* Given task
Identify the lines that include the word "Developing", then copy all of them.

[Figure content listings]
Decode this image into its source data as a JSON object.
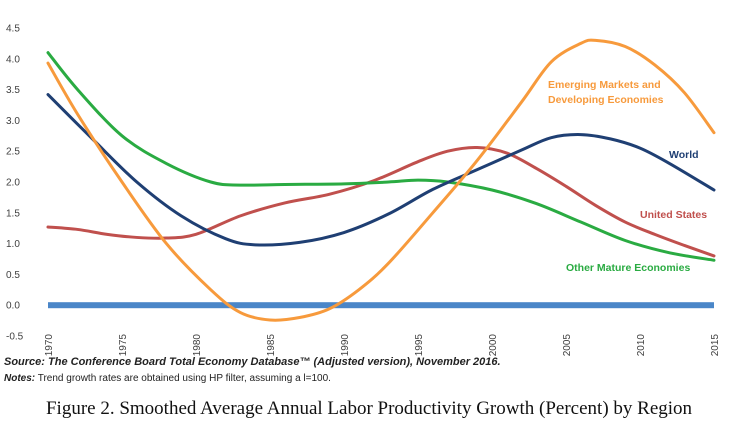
{
  "chart_data": {
    "type": "line",
    "title": "",
    "xlabel": "",
    "ylabel": "",
    "xlim": [
      1970,
      2015
    ],
    "ylim": [
      -0.5,
      4.5
    ],
    "y_ticks": [
      "-0.5",
      "0.0",
      "0.5",
      "1.0",
      "1.5",
      "2.0",
      "2.5",
      "3.0",
      "3.5",
      "4.0",
      "4.5"
    ],
    "x_ticks": [
      "1970",
      "1975",
      "1980",
      "1985",
      "1990",
      "1995",
      "2000",
      "2005",
      "2010",
      "2015"
    ],
    "grid": false,
    "series": [
      {
        "name": "World",
        "label": "World",
        "color": "#1f3f73",
        "x": [
          1970,
          1973,
          1976,
          1979,
          1982,
          1984,
          1987,
          1990,
          1993,
          1996,
          1999,
          2002,
          2004,
          2006,
          2008,
          2010,
          2012,
          2015
        ],
        "y": [
          3.42,
          2.7,
          2.0,
          1.45,
          1.08,
          0.98,
          1.02,
          1.18,
          1.48,
          1.88,
          2.2,
          2.52,
          2.72,
          2.77,
          2.7,
          2.55,
          2.3,
          1.87
        ]
      },
      {
        "name": "United States",
        "label": "United States",
        "color": "#c0504d",
        "x": [
          1970,
          1972,
          1974,
          1976,
          1978,
          1980,
          1983,
          1986,
          1989,
          1992,
          1995,
          1997,
          1999,
          2001,
          2003,
          2005,
          2007,
          2009,
          2011,
          2013,
          2015
        ],
        "y": [
          1.27,
          1.23,
          1.15,
          1.1,
          1.09,
          1.15,
          1.45,
          1.66,
          1.8,
          2.02,
          2.33,
          2.5,
          2.56,
          2.47,
          2.22,
          1.93,
          1.62,
          1.35,
          1.15,
          0.97,
          0.8
        ]
      },
      {
        "name": "Other Mature Economies",
        "label": "Other Mature Economies",
        "color": "#2aab42",
        "x": [
          1970,
          1972,
          1975,
          1978,
          1981,
          1983,
          1986,
          1990,
          1993,
          1995,
          1997,
          2000,
          2003,
          2006,
          2009,
          2012,
          2015
        ],
        "y": [
          4.1,
          3.5,
          2.75,
          2.3,
          2.0,
          1.95,
          1.96,
          1.97,
          2.0,
          2.03,
          2.0,
          1.87,
          1.65,
          1.35,
          1.05,
          0.85,
          0.73
        ]
      },
      {
        "name": "Emerging Markets and Developing Economies",
        "label_lines": [
          "Emerging Markets and",
          "Developing Economies"
        ],
        "color": "#f79a3c",
        "x": [
          1970,
          1972,
          1975,
          1978,
          1981,
          1983,
          1985,
          1987,
          1989,
          1991,
          1993,
          1996,
          1999,
          2002,
          2004,
          2006,
          2007,
          2009,
          2011,
          2013,
          2015
        ],
        "y": [
          3.93,
          3.1,
          2.0,
          1.0,
          0.25,
          -0.12,
          -0.24,
          -0.2,
          -0.06,
          0.25,
          0.68,
          1.5,
          2.35,
          3.3,
          3.95,
          4.25,
          4.3,
          4.2,
          3.9,
          3.45,
          2.8
        ]
      }
    ]
  },
  "footer": {
    "source": "Source: The Conference Board Total Economy Database™ (Adjusted version), November 2016.",
    "notes_label": "Notes:",
    "notes_text": " Trend growth rates are obtained using HP filter, assuming a l=100."
  },
  "caption": "Figure 2. Smoothed Average Annual Labor Productivity Growth (Percent) by Region"
}
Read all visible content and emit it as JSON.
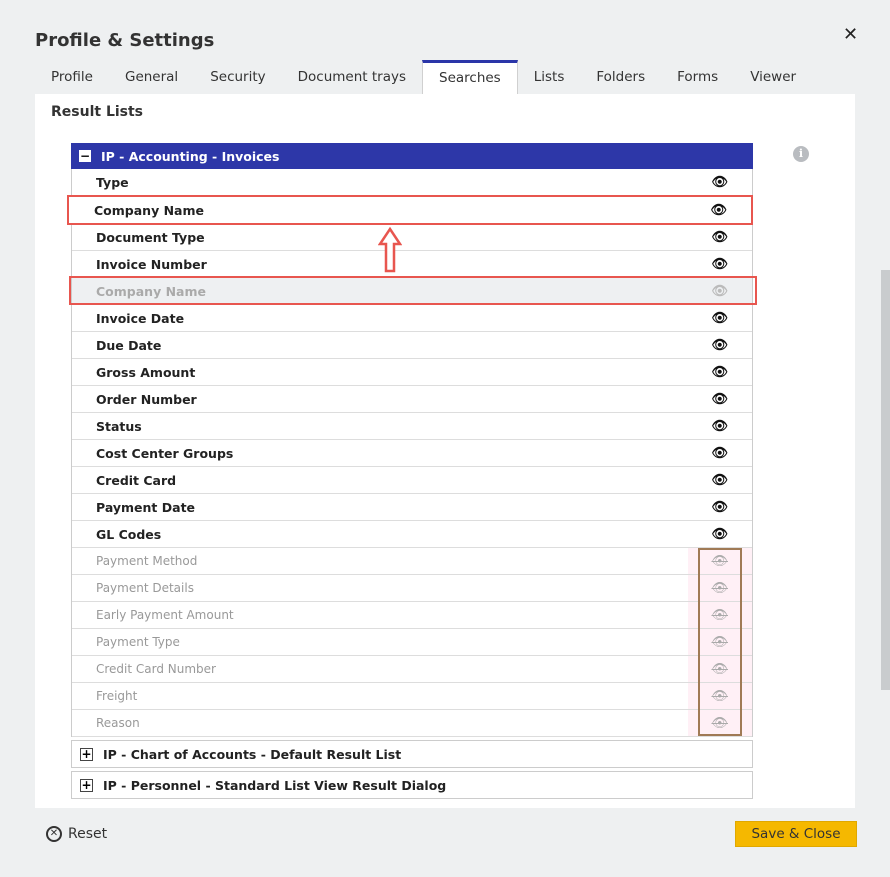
{
  "dialog": {
    "title": "Profile & Settings",
    "close_icon": "close-icon"
  },
  "tabs": [
    "Profile",
    "General",
    "Security",
    "Document trays",
    "Searches",
    "Lists",
    "Folders",
    "Forms",
    "Viewer"
  ],
  "active_tab": "Searches",
  "section_title": "Result Lists",
  "group": {
    "title": "IP - Accounting - Invoices",
    "toggle": "−",
    "visible_rows": [
      "Type",
      "Document Type",
      "Invoice Number",
      "Company Name",
      "Invoice Date",
      "Due Date",
      "Gross Amount",
      "Order Number",
      "Status",
      "Cost Center Groups",
      "Credit Card",
      "Payment Date",
      "GL Codes"
    ],
    "hidden_rows": [
      "Payment Method",
      "Payment Details",
      "Early Payment Amount",
      "Payment Type",
      "Credit Card Number",
      "Freight",
      "Reason"
    ]
  },
  "dragging_row": "Company Name",
  "collapsed_groups": [
    "IP - Chart of Accounts - Default Result List",
    "IP - Personnel - Standard List View Result Dialog"
  ],
  "expand_symbol": "+",
  "footer": {
    "reset": "Reset",
    "save": "Save & Close"
  },
  "colors": {
    "accent": "#2d37a8",
    "save": "#f5b800",
    "highlight": "#e8564f",
    "annotation": "#a07a55"
  }
}
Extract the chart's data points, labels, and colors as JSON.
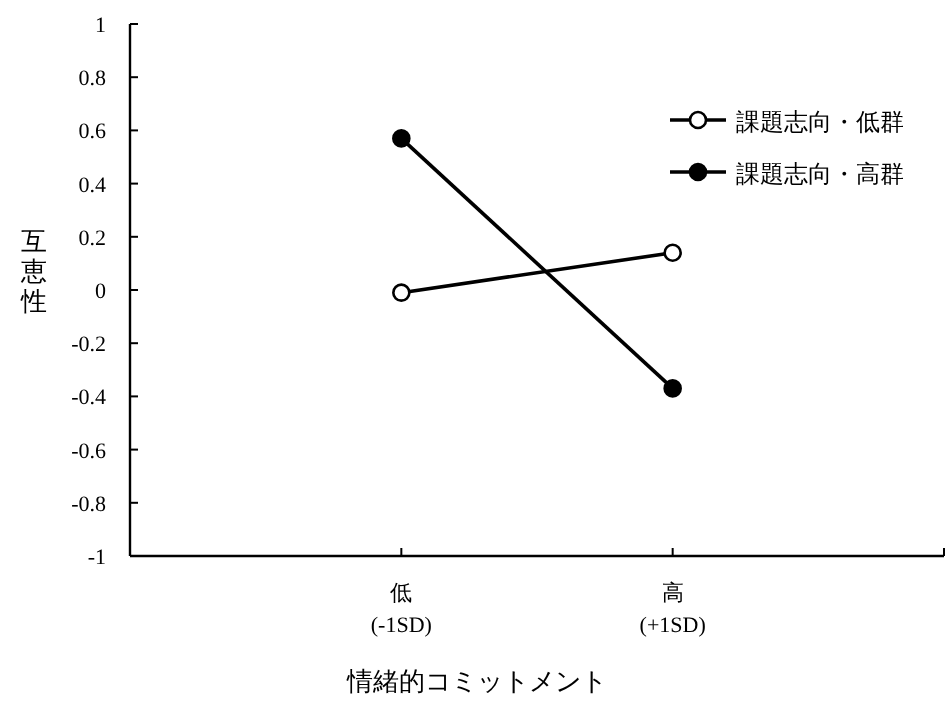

* Finished task
        "name": "Emerging Markets and Developing Economies",
          "Developing Economies"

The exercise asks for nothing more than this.